Task prompt -
The entries below contain pictures. Retype everything except those pictures, exactly as given.

Dataset items

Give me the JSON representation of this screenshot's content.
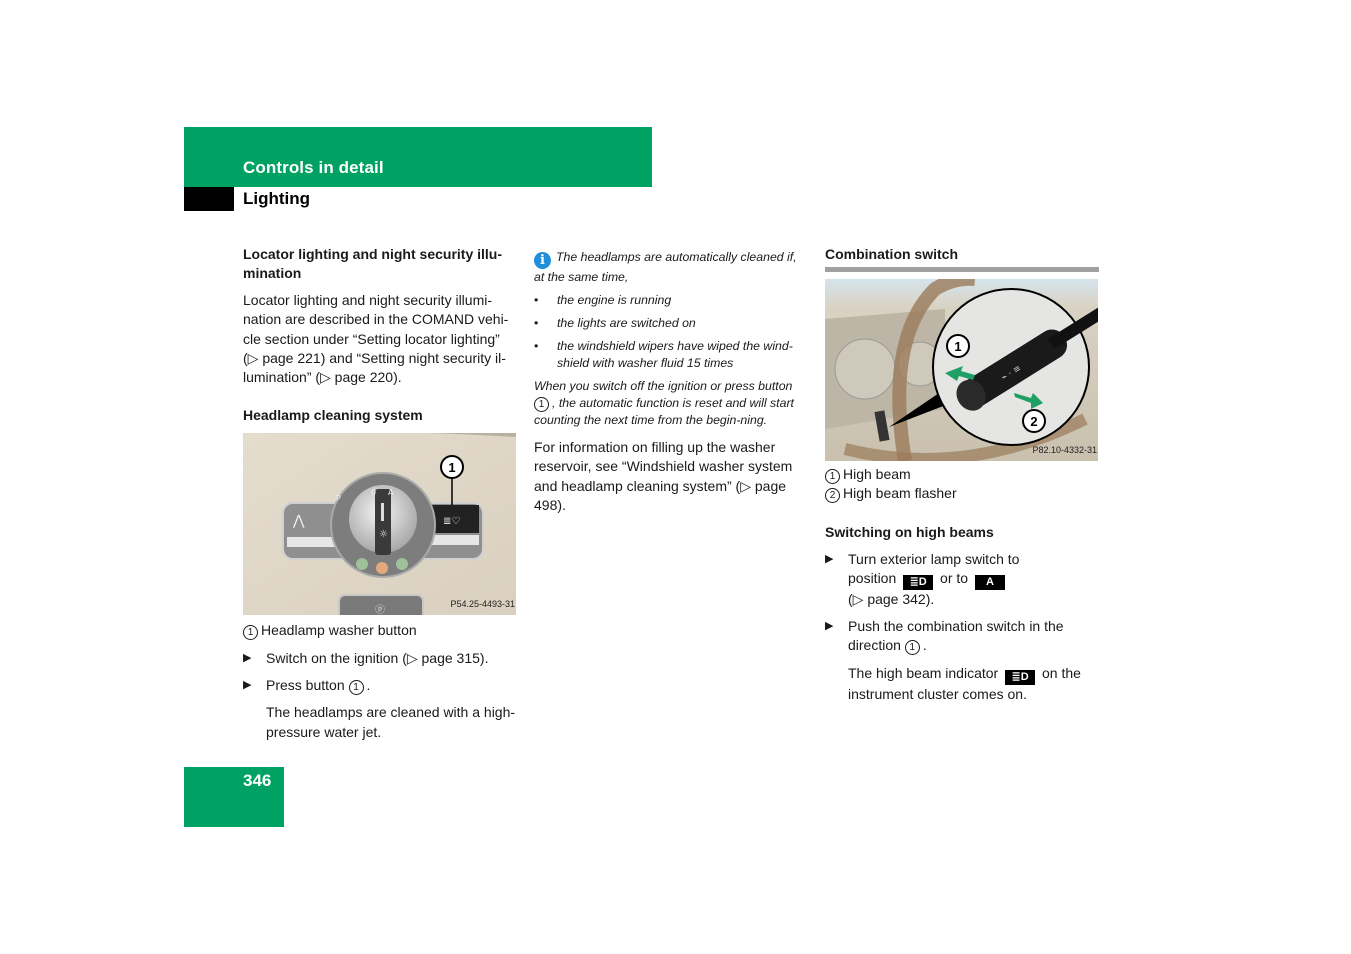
{
  "header": {
    "section": "Controls in detail",
    "subsection": "Lighting"
  },
  "page_number": "346",
  "col1": {
    "locator_heading": "Locator lighting and night security illu-mination",
    "locator_text": "Locator lighting and night security illumi-nation are described in the COMAND vehi-cle section under “Setting locator lighting” (▷ page 221) and “Setting night security il-lumination” (▷ page 220).",
    "cleaning_heading": "Headlamp cleaning system",
    "figure": {
      "callout": "1",
      "code": "P54.25-4493-31",
      "labels": [
        "P",
        "0",
        "A"
      ]
    },
    "legend": [
      {
        "num": "1",
        "label": "Headlamp washer button"
      }
    ],
    "steps": [
      {
        "text": "Switch on the ignition (▷ page 315)."
      },
      {
        "text_before": "Press button",
        "num": "1",
        "text_after": "."
      }
    ],
    "result": "The headlamps are cleaned with a high-pressure water jet."
  },
  "col2": {
    "info_icon": "i",
    "note_intro": "The headlamps are automatically cleaned if, at the same time,",
    "note_bullets": [
      "the engine is running",
      "the lights are switched on",
      "the windshield wipers have wiped the wind-shield with washer fluid 15 times"
    ],
    "note_reset_before": "When you switch off the ignition or press button",
    "note_reset_num": "1",
    "note_reset_after": ", the automatic function is reset and will start counting the next time from the begin-ning.",
    "washer_info": "For information on filling up the washer reservoir, see “Windshield washer system and headlamp cleaning system” (▷ page 498)."
  },
  "col3": {
    "combo_heading": "Combination switch",
    "figure": {
      "callouts": [
        "1",
        "2"
      ],
      "code": "P82.10-4332-31"
    },
    "legend": [
      {
        "num": "1",
        "label": "High beam"
      },
      {
        "num": "2",
        "label": "High beam flasher"
      }
    ],
    "highbeam_heading": "Switching on high beams",
    "step1": {
      "line1": "Turn exterior lamp switch to",
      "pos_label": "position",
      "sym1": "≣D",
      "or_to": "or to",
      "sym2": "A",
      "ref": "(▷ page 342)."
    },
    "step2": {
      "text_before": "Push the combination switch in the direction",
      "num": "1",
      "text_after": "."
    },
    "result": {
      "before": "The high beam indicator",
      "sym": "≣D",
      "after": "on the instrument cluster comes on."
    }
  },
  "colors": {
    "brand_green": "#00a264",
    "info_blue": "#1e8fd8",
    "arrow_green": "#1ea064"
  }
}
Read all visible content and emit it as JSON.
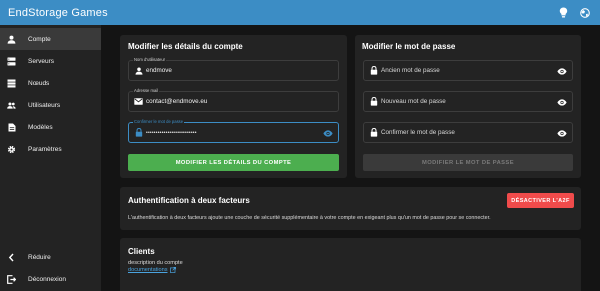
{
  "app": {
    "title": "EndStorage Games"
  },
  "topbar": {
    "icons": [
      "lightbulb-icon",
      "globe-icon"
    ]
  },
  "sidebar": {
    "items": [
      {
        "label": "Compte",
        "icon": "user-icon",
        "active": true
      },
      {
        "label": "Serveurs",
        "icon": "server-icon",
        "active": false
      },
      {
        "label": "Nœuds",
        "icon": "nodes-icon",
        "active": false
      },
      {
        "label": "Utilisateurs",
        "icon": "users-icon",
        "active": false
      },
      {
        "label": "Modèles",
        "icon": "file-icon",
        "active": false
      },
      {
        "label": "Paramètres",
        "icon": "gear-icon",
        "active": false
      }
    ],
    "collapse_label": "Réduire",
    "logout_label": "Déconnexion"
  },
  "account_card": {
    "title": "Modifier les détails du compte",
    "username": {
      "label": "Nom d'utilisateur",
      "value": "endmove"
    },
    "email": {
      "label": "Adresse mail",
      "value": "contact@endmove.eu"
    },
    "password": {
      "label": "Confirmer le mot de passe",
      "value": "••••••••••••••••••••••••••"
    },
    "submit_label": "Modifier les détails du compte"
  },
  "password_card": {
    "title": "Modifier le mot de passe",
    "old_placeholder": "Ancien mot de passe",
    "new_placeholder": "Nouveau mot de passe",
    "confirm_placeholder": "Confirmer le mot de passe",
    "submit_label": "Modifier le mot de passe"
  },
  "twofa_card": {
    "title": "Authentification à deux facteurs",
    "button_label": "Désactiver l'A2F",
    "description": "L'authentification à deux facteurs ajoute une couche de sécurité supplémentaire à votre compte en exigeant plus qu'un mot de passe pour se connecter."
  },
  "clients_card": {
    "title": "Clients",
    "description": "description du compte",
    "link_label": "documentations"
  },
  "colors": {
    "topbar": "#3c8dc5",
    "accent": "#3c8dc5",
    "success": "#4cae4f",
    "danger": "#f04b4b"
  }
}
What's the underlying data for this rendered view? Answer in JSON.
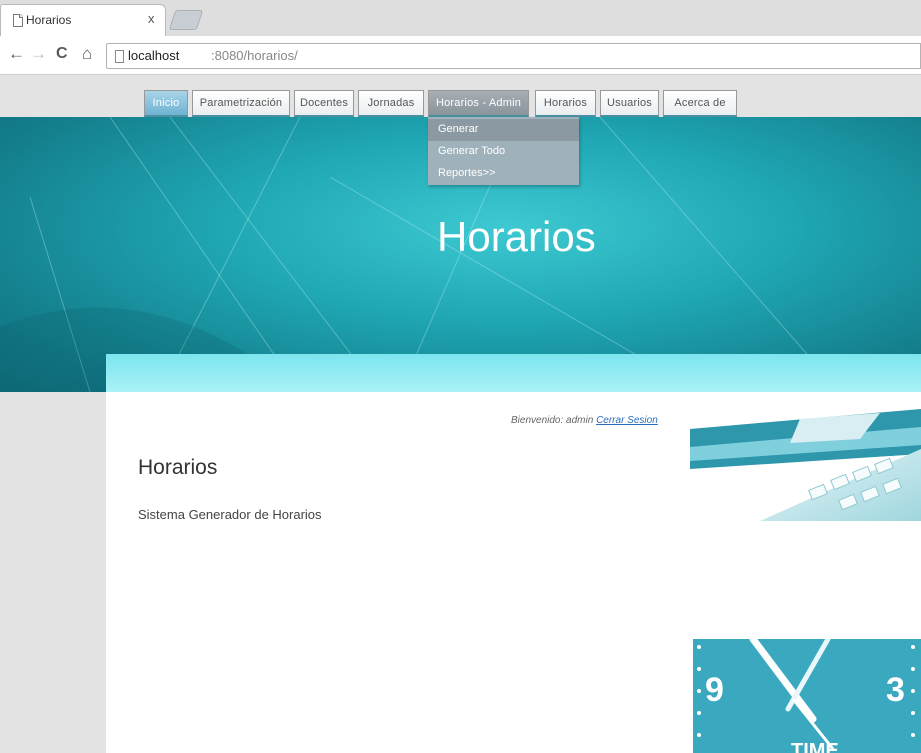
{
  "browser": {
    "tab_title": "Horarios",
    "tab_close": "x",
    "url_host": "localhost",
    "url_path": ":8080/horarios/"
  },
  "nav_icons": {
    "back": "←",
    "forward": "→",
    "reload": "C",
    "home": "⌂"
  },
  "menu": {
    "items": [
      {
        "label": "Inicio"
      },
      {
        "label": "Parametrización"
      },
      {
        "label": "Docentes"
      },
      {
        "label": "Jornadas"
      },
      {
        "label": "Horarios - Admin"
      },
      {
        "label": "Horarios"
      },
      {
        "label": "Usuarios"
      },
      {
        "label": "Acerca de"
      }
    ],
    "dropdown": [
      {
        "label": "Generar"
      },
      {
        "label": "Generar Todo"
      },
      {
        "label": "Reportes>>"
      }
    ]
  },
  "banner": {
    "title": "Horarios"
  },
  "content": {
    "welcome_text": "Bienvenido: admin",
    "logout_link": "Cerrar Sesion",
    "heading": "Horarios",
    "subtitle": "Sistema Generador de Horarios"
  },
  "clock_image": {
    "numbers": [
      "9",
      "3"
    ],
    "word": "TIME"
  },
  "colors": {
    "banner_teal": "#1fa7b3",
    "band_light": "#a9f2f7",
    "link_blue": "#2a6ebb"
  }
}
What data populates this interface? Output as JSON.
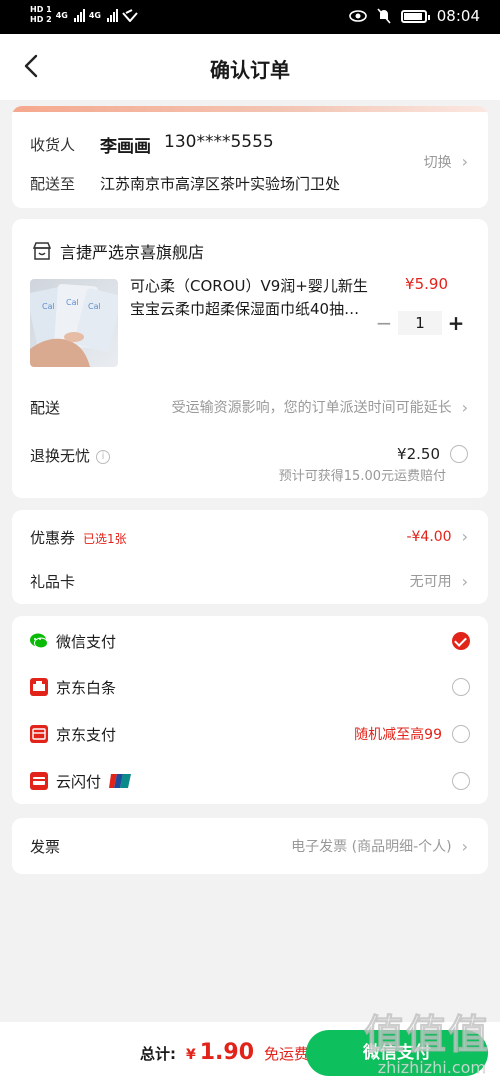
{
  "status_bar": {
    "hd1": "HD 1",
    "hd2": "HD 2",
    "net1": "4G",
    "net2": "4G",
    "time": "08:04"
  },
  "header": {
    "title": "确认订单"
  },
  "address": {
    "receiver_label": "收货人",
    "name": "李画画",
    "phone": "130****5555",
    "deliver_label": "配送至",
    "address": "江苏南京市高淳区茶叶实验场门卫处",
    "switch_label": "切换"
  },
  "shop": {
    "name": "言捷严选京喜旗舰店",
    "product": {
      "name": "可心柔（COROU）V9润+婴儿新生宝宝云柔巾超柔保湿面巾纸40抽…",
      "price": "¥5.90",
      "quantity": "1",
      "minus": "−",
      "plus": "+"
    },
    "delivery": {
      "label": "配送",
      "note": "受运输资源影响，您的订单派送时间可能延长"
    },
    "return_service": {
      "label": "退换无忧",
      "info": "i",
      "price": "¥2.50",
      "note": "预计可获得15.00元运费赔付"
    }
  },
  "coupon": {
    "label": "优惠券",
    "badge": "已选1张",
    "value": "-¥4.00"
  },
  "gift_card": {
    "label": "礼品卡",
    "value": "无可用"
  },
  "payment": {
    "methods": [
      {
        "name": "微信支付",
        "icon": "wechat-icon",
        "color": "#09bb07",
        "checked": true,
        "note": ""
      },
      {
        "name": "京东白条",
        "icon": "baitiao-icon",
        "color": "#e2231a",
        "checked": false,
        "note": ""
      },
      {
        "name": "京东支付",
        "icon": "jdpay-icon",
        "color": "#e2231a",
        "checked": false,
        "note": "随机减至高99"
      },
      {
        "name": "云闪付",
        "icon": "unionpay-icon",
        "color": "#e2231a",
        "checked": false,
        "note": ""
      }
    ]
  },
  "invoice": {
    "label": "发票",
    "value": "电子发票 (商品明细-个人)"
  },
  "bottom": {
    "total_label": "总计:",
    "currency": "¥",
    "amount": "1.90",
    "free_shipping": "免运费",
    "pay_button": "微信支付"
  },
  "watermark": {
    "text": "值值值",
    "sub": "zhizhizhi.com"
  },
  "colors": {
    "accent": "#e2231a",
    "pay_green": "#0dbf5d"
  }
}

Final answer -
Give me the JSON representation of this screenshot's content.
{
  "header": {
    "section": "Controls in detail",
    "subsection": "Lighting"
  },
  "page_number": "346",
  "col1": {
    "locator_heading": "Locator lighting and night security illu-mination",
    "locator_text": "Locator lighting and night security illumi-nation are described in the COMAND vehi-cle section under “Setting locator lighting” (▷ page 221) and “Setting night security il-lumination” (▷ page 220).",
    "cleaning_heading": "Headlamp cleaning system",
    "figure": {
      "callout": "1",
      "code": "P54.25-4493-31",
      "labels": [
        "P",
        "0",
        "A"
      ]
    },
    "legend": [
      {
        "num": "1",
        "label": "Headlamp washer button"
      }
    ],
    "steps": [
      {
        "text": "Switch on the ignition (▷ page 315)."
      },
      {
        "text_before": "Press button",
        "num": "1",
        "text_after": "."
      }
    ],
    "result": "The headlamps are cleaned with a high-pressure water jet."
  },
  "col2": {
    "info_icon": "i",
    "note_intro": "The headlamps are automatically cleaned if, at the same time,",
    "note_bullets": [
      "the engine is running",
      "the lights are switched on",
      "the windshield wipers have wiped the wind-shield with washer fluid 15 times"
    ],
    "note_reset_before": "When you switch off the ignition or press button",
    "note_reset_num": "1",
    "note_reset_after": ", the automatic function is reset and will start counting the next time from the begin-ning.",
    "washer_info": "For information on filling up the washer reservoir, see “Windshield washer system and headlamp cleaning system” (▷ page 498)."
  },
  "col3": {
    "combo_heading": "Combination switch",
    "figure": {
      "callouts": [
        "1",
        "2"
      ],
      "code": "P82.10-4332-31"
    },
    "legend": [
      {
        "num": "1",
        "label": "High beam"
      },
      {
        "num": "2",
        "label": "High beam flasher"
      }
    ],
    "highbeam_heading": "Switching on high beams",
    "step1": {
      "line1": "Turn exterior lamp switch to",
      "pos_label": "position",
      "sym1": "≣D",
      "or_to": "or to",
      "sym2": "A",
      "ref": "(▷ page 342)."
    },
    "step2": {
      "text_before": "Push the combination switch in the direction",
      "num": "1",
      "text_after": "."
    },
    "result": {
      "before": "The high beam indicator",
      "sym": "≣D",
      "after": "on the instrument cluster comes on."
    }
  },
  "colors": {
    "brand_green": "#00a264",
    "info_blue": "#1e8fd8",
    "arrow_green": "#1ea064"
  }
}
Read all visible content and emit it as JSON.
{
  "app": {
    "title": "EndStorage Games"
  },
  "topbar": {
    "icons": [
      "lightbulb-icon",
      "globe-icon"
    ]
  },
  "sidebar": {
    "items": [
      {
        "label": "Compte",
        "icon": "user-icon",
        "active": true
      },
      {
        "label": "Serveurs",
        "icon": "server-icon",
        "active": false
      },
      {
        "label": "Nœuds",
        "icon": "nodes-icon",
        "active": false
      },
      {
        "label": "Utilisateurs",
        "icon": "users-icon",
        "active": false
      },
      {
        "label": "Modèles",
        "icon": "file-icon",
        "active": false
      },
      {
        "label": "Paramètres",
        "icon": "gear-icon",
        "active": false
      }
    ],
    "collapse_label": "Réduire",
    "logout_label": "Déconnexion"
  },
  "account_card": {
    "title": "Modifier les détails du compte",
    "username": {
      "label": "Nom d'utilisateur",
      "value": "endmove"
    },
    "email": {
      "label": "Adresse mail",
      "value": "contact@endmove.eu"
    },
    "password": {
      "label": "Confirmer le mot de passe",
      "value": "••••••••••••••••••••••••••"
    },
    "submit_label": "Modifier les détails du compte"
  },
  "password_card": {
    "title": "Modifier le mot de passe",
    "old_placeholder": "Ancien mot de passe",
    "new_placeholder": "Nouveau mot de passe",
    "confirm_placeholder": "Confirmer le mot de passe",
    "submit_label": "Modifier le mot de passe"
  },
  "twofa_card": {
    "title": "Authentification à deux facteurs",
    "button_label": "Désactiver l'A2F",
    "description": "L'authentification à deux facteurs ajoute une couche de sécurité supplémentaire à votre compte en exigeant plus qu'un mot de passe pour se connecter."
  },
  "clients_card": {
    "title": "Clients",
    "description": "description du compte",
    "link_label": "documentations"
  },
  "colors": {
    "topbar": "#3c8dc5",
    "accent": "#3c8dc5",
    "success": "#4cae4f",
    "danger": "#f04b4b"
  }
}
What's the underlying data for this rendered view? Answer in JSON.
{
  "browser": {
    "tab_title": "Horarios",
    "tab_close": "x",
    "url_host": "localhost",
    "url_path": ":8080/horarios/"
  },
  "nav_icons": {
    "back": "←",
    "forward": "→",
    "reload": "C",
    "home": "⌂"
  },
  "menu": {
    "items": [
      {
        "label": "Inicio"
      },
      {
        "label": "Parametrización"
      },
      {
        "label": "Docentes"
      },
      {
        "label": "Jornadas"
      },
      {
        "label": "Horarios - Admin"
      },
      {
        "label": "Horarios"
      },
      {
        "label": "Usuarios"
      },
      {
        "label": "Acerca de"
      }
    ],
    "dropdown": [
      {
        "label": "Generar"
      },
      {
        "label": "Generar Todo"
      },
      {
        "label": "Reportes>>"
      }
    ]
  },
  "banner": {
    "title": "Horarios"
  },
  "content": {
    "welcome_text": "Bienvenido: admin",
    "logout_link": "Cerrar Sesion",
    "heading": "Horarios",
    "subtitle": "Sistema Generador de Horarios"
  },
  "clock_image": {
    "numbers": [
      "9",
      "3"
    ],
    "word": "TIME"
  },
  "colors": {
    "banner_teal": "#1fa7b3",
    "band_light": "#a9f2f7",
    "link_blue": "#2a6ebb"
  }
}
What data populates this interface? Output as JSON.
{
  "status_bar": {
    "hd1": "HD 1",
    "hd2": "HD 2",
    "net1": "4G",
    "net2": "4G",
    "time": "08:04"
  },
  "header": {
    "title": "确认订单"
  },
  "address": {
    "receiver_label": "收货人",
    "name": "李画画",
    "phone": "130****5555",
    "deliver_label": "配送至",
    "address": "江苏南京市高淳区茶叶实验场门卫处",
    "switch_label": "切换"
  },
  "shop": {
    "name": "言捷严选京喜旗舰店",
    "product": {
      "name": "可心柔（COROU）V9润+婴儿新生宝宝云柔巾超柔保湿面巾纸40抽…",
      "price": "¥5.90",
      "quantity": "1",
      "minus": "−",
      "plus": "+"
    },
    "delivery": {
      "label": "配送",
      "note": "受运输资源影响，您的订单派送时间可能延长"
    },
    "return_service": {
      "label": "退换无忧",
      "info": "i",
      "price": "¥2.50",
      "note": "预计可获得15.00元运费赔付"
    }
  },
  "coupon": {
    "label": "优惠券",
    "badge": "已选1张",
    "value": "-¥4.00"
  },
  "gift_card": {
    "label": "礼品卡",
    "value": "无可用"
  },
  "payment": {
    "methods": [
      {
        "name": "微信支付",
        "icon": "wechat-icon",
        "color": "#09bb07",
        "checked": true,
        "note": ""
      },
      {
        "name": "京东白条",
        "icon": "baitiao-icon",
        "color": "#e2231a",
        "checked": false,
        "note": ""
      },
      {
        "name": "京东支付",
        "icon": "jdpay-icon",
        "color": "#e2231a",
        "checked": false,
        "note": "随机减至高99"
      },
      {
        "name": "云闪付",
        "icon": "unionpay-icon",
        "color": "#e2231a",
        "checked": false,
        "note": ""
      }
    ]
  },
  "invoice": {
    "label": "发票",
    "value": "电子发票 (商品明细-个人)"
  },
  "bottom": {
    "total_label": "总计:",
    "currency": "¥",
    "amount": "1.90",
    "free_shipping": "免运费",
    "pay_button": "微信支付"
  },
  "watermark": {
    "text": "值值值",
    "sub": "zhizhizhi.com"
  },
  "colors": {
    "accent": "#e2231a",
    "pay_green": "#0dbf5d"
  }
}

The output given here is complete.